------ The data

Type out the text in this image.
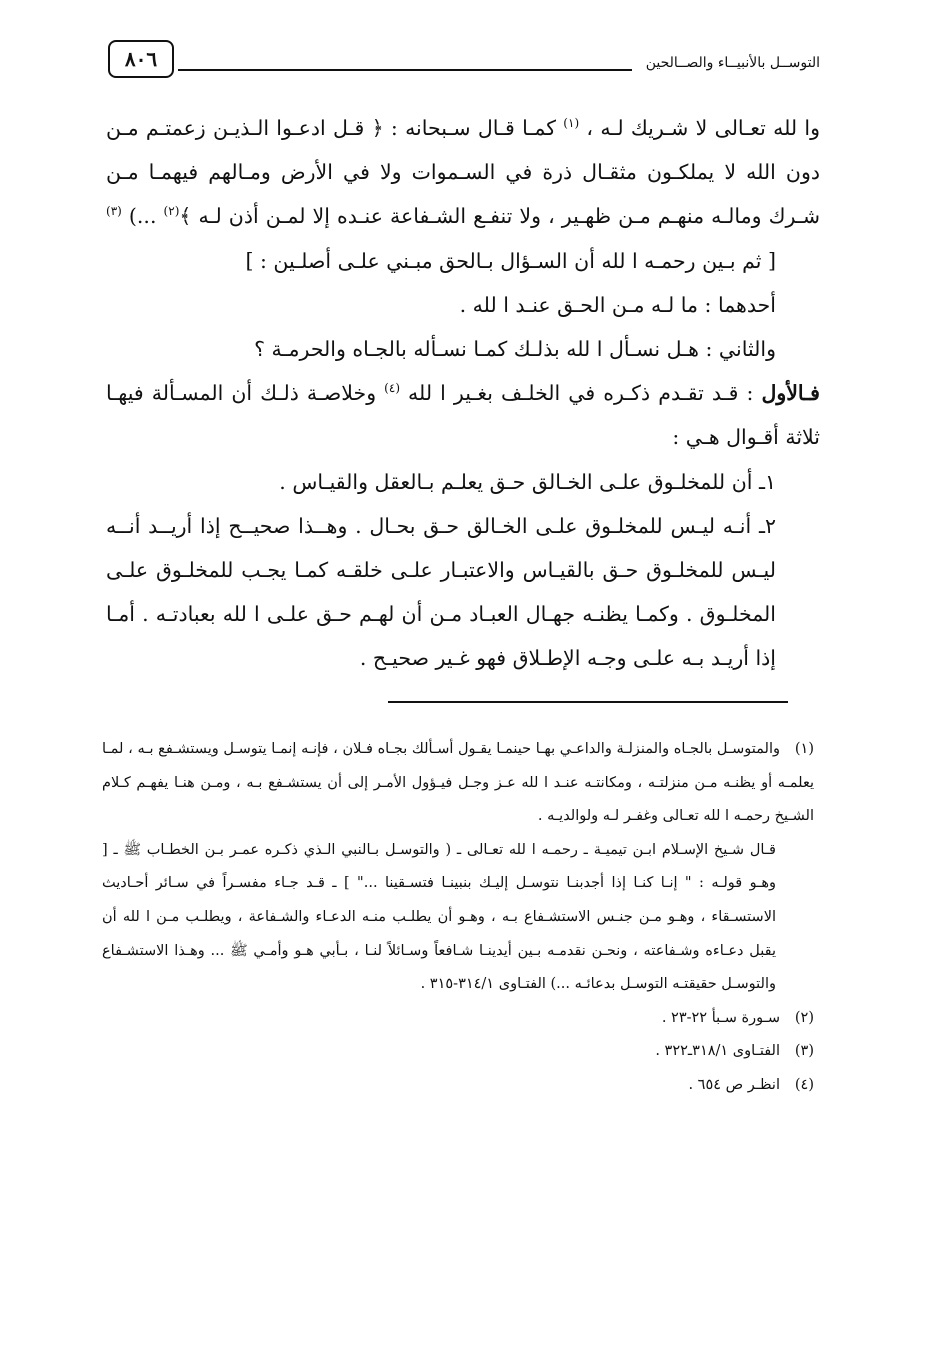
٨٠٦	التوســل بالأنبيــاء والصــالحين

وا لله تعـالى لا شـريك لـه ، $^{(١)}$ كمـا قـال سـبحانه : ﴿ قـل ادعـوا الـذيـن زعمتـم مـن دون الله لا يملكـون مثقـال ذرة في السـموات ولا في الأرض ومـالهم فيهمـا مـن شـرك ومالـه منهـم مـن ظهـير ، ولا تنفـع الشـفاعة عنـده إلا لمـن أذن لـه ﴾$^{(٢)}$ ...) $^{(٣)}$

[ ثم بـين رحمـه ا لله أن السـؤال بـالحق مبـني علـى أصلـين : ]

أحدهما : ما لـه مـن الحـق عنـد ا لله .

والثاني : هـل نسـأل ا لله بذلـك كمـا نسـأله بالجـاه والحرمـة ؟

فـالأول : قـد تقـدم ذكـره في الخلـف بغـير ا لله $^{(٤)}$ وخلاصـة ذلـك أن المسـألة فيهـا ثلاثة أقـوال هـي :

١ـ أن للمخلـوق علـى الخـالق حـق يعلـم بـالعقل والقيـاس .

٢ـ أنـه ليـس للمخلـوق علـى الخـالق حـق بحـال . وهــذا صحيــح إذا أريــد أنــه ليـس للمخلـوق حـق بالقيـاس والاعتبـار علـى خلقـه كمـا يجـب للمخلـوق علـى المخلـوق . وكمـا يظنـه جهـال العبـاد مـن أن لهـم حـق علـى ا لله بعبادتـه . أمـا إذا أريـد بـه علـى وجـه الإطـلاق فهو غـير صحيـح .

(١)والمتوسـل بالجـاه والمنزلـة والداعـي بهـا حينمـا يقـول أسـألك بجـاه فـلان ، فإنـه إنمـا يتوسـل ويستشـفع بـه ، لمـا يعلمـه أو يظنـه مـن منزلتـه ، ومكانتـه عنـد ا لله عـز وجـل فيـؤول الأمـر إلى أن يستشـفع بـه ، ومـن هنـا يفهـم كـلام الشـيخ رحمـه ا لله تعـالى وغفـر لـه ولوالديـه .

قـال شـيخ الإسـلام ابـن تيميـة ـ رحمـه ا لله تعـالى ـ ( والتوسـل بـالنبي الـذي ذكـره عمـر بـن الخطـاب ﷺ ـ [ وهـو قولـه : " إنـا كنـا إذا أجدبنـا نتوسـل إليـك بنبينـا فتسـقينا ..." ] ـ قـد جـاء مفسـراً في سـائر أحـاديث الاستسـقاء ، وهـو مـن جنـس الاستشـفاع بـه ، وهـو أن يطلـب منـه الدعـاء والشـفاعة ، ويطلـب مـن ا لله أن يقبل دعـاءه وشـفاعته ، ونحـن نقدمـه بـين أيدينـا شـافعاً وسـائلاً لنـا ، بـأبي هـو وأمـي ﷺ ... وهـذا الاستشـفاع والتوسـل حقيقتـه التوسـل بدعائـه ...) الفتـاوى ٣١٤/١-٣١٥ .

(٢)سـورة سـبأ ٢٢-٢٣ .

(٣)الفتـاوى ٣١٨/١ـ٣٢٢ .

(٤)انظـر ص ٦٥٤ .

------------

= Requirements =
Transcribe the whole listing exactly. Pictures stay out of your copy.

= Exercise result =
Type out the text in this image.
٨٠٦	التوســل بالأنبيــاء والصــالحين

وا لله تعـالى لا شـريك لـه ، $^{(١)}$ كمـا قـال سـبحانه : ﴿ قـل ادعـوا الـذيـن زعمتـم مـن دون الله لا يملكـون مثقـال ذرة في السـموات ولا في الأرض ومـالهم فيهمـا مـن شـرك ومالـه منهـم مـن ظهـير ، ولا تنفـع الشـفاعة عنـده إلا لمـن أذن لـه ﴾$^{(٢)}$ ...) $^{(٣)}$

[ ثم بـين رحمـه ا لله أن السـؤال بـالحق مبـني علـى أصلـين : ]

أحدهما : ما لـه مـن الحـق عنـد ا لله .

والثاني : هـل نسـأل ا لله بذلـك كمـا نسـأله بالجـاه والحرمـة ؟

فـالأول : قـد تقـدم ذكـره في الخلـف بغـير ا لله $^{(٤)}$ وخلاصـة ذلـك أن المسـألة فيهـا ثلاثة أقـوال هـي :

١ـ أن للمخلـوق علـى الخـالق حـق يعلـم بـالعقل والقيـاس .

٢ـ أنـه ليـس للمخلـوق علـى الخـالق حـق بحـال . وهــذا صحيــح إذا أريــد أنــه ليـس للمخلـوق حـق بالقيـاس والاعتبـار علـى خلقـه كمـا يجـب للمخلـوق علـى المخلـوق . وكمـا يظنـه جهـال العبـاد مـن أن لهـم حـق علـى ا لله بعبادتـه . أمـا إذا أريـد بـه علـى وجـه الإطـلاق فهو غـير صحيـح .

(١)والمتوسـل بالجـاه والمنزلـة والداعـي بهـا حينمـا يقـول أسـألك بجـاه فـلان ، فإنـه إنمـا يتوسـل ويستشـفع بـه ، لمـا يعلمـه أو يظنـه مـن منزلتـه ، ومكانتـه عنـد ا لله عـز وجـل فيـؤول الأمـر إلى أن يستشـفع بـه ، ومـن هنـا يفهـم كـلام الشـيخ رحمـه ا لله تعـالى وغفـر لـه ولوالديـه .

قـال شـيخ الإسـلام ابـن تيميـة ـ رحمـه ا لله تعـالى ـ ( والتوسـل بـالنبي الـذي ذكـره عمـر بـن الخطـاب ﷺ ـ [ وهـو قولـه : " إنـا كنـا إذا أجدبنـا نتوسـل إليـك بنبينـا فتسـقينا ..." ] ـ قـد جـاء مفسـراً في سـائر أحـاديث الاستسـقاء ، وهـو مـن جنـس الاستشـفاع بـه ، وهـو أن يطلـب منـه الدعـاء والشـفاعة ، ويطلـب مـن ا لله أن يقبل دعـاءه وشـفاعته ، ونحـن نقدمـه بـين أيدينـا شـافعاً وسـائلاً لنـا ، بـأبي هـو وأمـي ﷺ ... وهـذا الاستشـفاع والتوسـل حقيقتـه التوسـل بدعائـه ...) الفتـاوى ٣١٤/١-٣١٥ .

(٢)سـورة سـبأ ٢٢-٢٣ .

(٣)الفتـاوى ٣١٨/١ـ٣٢٢ .

(٤)انظـر ص ٦٥٤ .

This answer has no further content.